Saved entries
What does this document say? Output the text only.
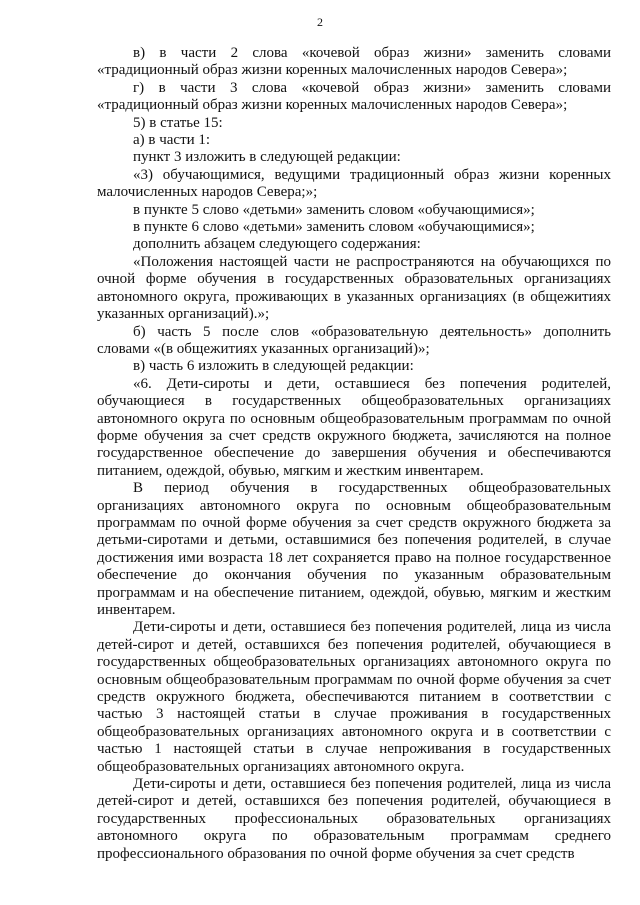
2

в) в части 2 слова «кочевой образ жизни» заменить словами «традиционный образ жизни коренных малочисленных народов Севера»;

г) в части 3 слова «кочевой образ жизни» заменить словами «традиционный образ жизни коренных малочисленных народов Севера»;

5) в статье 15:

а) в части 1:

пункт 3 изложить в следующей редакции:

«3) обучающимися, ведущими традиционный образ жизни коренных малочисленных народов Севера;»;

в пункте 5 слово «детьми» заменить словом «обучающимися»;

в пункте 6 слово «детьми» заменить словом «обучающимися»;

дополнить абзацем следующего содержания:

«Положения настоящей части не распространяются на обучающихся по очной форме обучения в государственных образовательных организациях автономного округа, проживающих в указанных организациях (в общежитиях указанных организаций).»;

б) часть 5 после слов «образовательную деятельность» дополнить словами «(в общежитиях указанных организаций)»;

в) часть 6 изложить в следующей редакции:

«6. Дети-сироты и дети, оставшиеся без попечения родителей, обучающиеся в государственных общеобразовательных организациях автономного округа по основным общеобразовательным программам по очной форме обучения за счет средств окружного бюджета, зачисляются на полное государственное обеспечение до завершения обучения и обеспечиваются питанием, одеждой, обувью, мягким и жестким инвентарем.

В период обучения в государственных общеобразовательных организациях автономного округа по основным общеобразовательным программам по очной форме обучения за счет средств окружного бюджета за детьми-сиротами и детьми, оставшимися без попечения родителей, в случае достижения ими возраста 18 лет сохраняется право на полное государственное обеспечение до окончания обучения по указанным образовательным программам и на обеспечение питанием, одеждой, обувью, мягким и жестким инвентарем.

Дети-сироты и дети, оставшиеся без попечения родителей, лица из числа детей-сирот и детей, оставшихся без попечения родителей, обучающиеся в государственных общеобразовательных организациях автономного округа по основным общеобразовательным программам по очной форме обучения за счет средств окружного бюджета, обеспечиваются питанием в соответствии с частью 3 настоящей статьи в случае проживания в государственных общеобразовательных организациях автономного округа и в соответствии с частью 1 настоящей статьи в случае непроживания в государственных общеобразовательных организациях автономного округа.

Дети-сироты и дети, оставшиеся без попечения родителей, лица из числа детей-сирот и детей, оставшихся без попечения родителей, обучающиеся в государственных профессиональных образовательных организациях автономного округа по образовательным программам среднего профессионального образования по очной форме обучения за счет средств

==

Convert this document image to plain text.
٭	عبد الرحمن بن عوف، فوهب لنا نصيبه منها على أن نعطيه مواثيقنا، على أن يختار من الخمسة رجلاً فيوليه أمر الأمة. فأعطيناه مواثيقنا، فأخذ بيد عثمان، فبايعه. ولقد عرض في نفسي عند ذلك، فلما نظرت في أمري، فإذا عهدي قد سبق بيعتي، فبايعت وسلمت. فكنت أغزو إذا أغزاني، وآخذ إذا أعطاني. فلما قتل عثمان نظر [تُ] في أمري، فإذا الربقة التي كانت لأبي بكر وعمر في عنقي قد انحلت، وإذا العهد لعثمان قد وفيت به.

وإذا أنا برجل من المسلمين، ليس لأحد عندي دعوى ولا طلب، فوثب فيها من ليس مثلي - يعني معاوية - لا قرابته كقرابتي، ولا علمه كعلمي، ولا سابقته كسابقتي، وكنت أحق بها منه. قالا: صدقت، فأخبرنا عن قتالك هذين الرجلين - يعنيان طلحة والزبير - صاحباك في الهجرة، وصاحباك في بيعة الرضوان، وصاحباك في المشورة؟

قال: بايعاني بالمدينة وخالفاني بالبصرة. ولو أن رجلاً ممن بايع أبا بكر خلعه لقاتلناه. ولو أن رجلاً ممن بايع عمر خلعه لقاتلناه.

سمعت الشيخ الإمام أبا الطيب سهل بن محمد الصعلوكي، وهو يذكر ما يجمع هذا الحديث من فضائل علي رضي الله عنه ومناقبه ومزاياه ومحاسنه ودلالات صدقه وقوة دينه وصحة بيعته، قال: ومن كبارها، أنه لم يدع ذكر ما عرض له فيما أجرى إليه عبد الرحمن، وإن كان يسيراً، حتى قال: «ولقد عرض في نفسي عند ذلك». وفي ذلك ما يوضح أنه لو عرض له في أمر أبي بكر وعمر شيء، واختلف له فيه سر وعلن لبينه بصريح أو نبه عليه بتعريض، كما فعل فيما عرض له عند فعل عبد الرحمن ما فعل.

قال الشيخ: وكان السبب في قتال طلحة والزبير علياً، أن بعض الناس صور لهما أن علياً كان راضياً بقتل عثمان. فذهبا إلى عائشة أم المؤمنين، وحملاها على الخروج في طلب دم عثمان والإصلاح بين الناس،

### Short problem
Identify the lines in the entries that hold "this" and return each one.

### Task solution
What does this document say? Output the text only.
Convert this document image to plain text.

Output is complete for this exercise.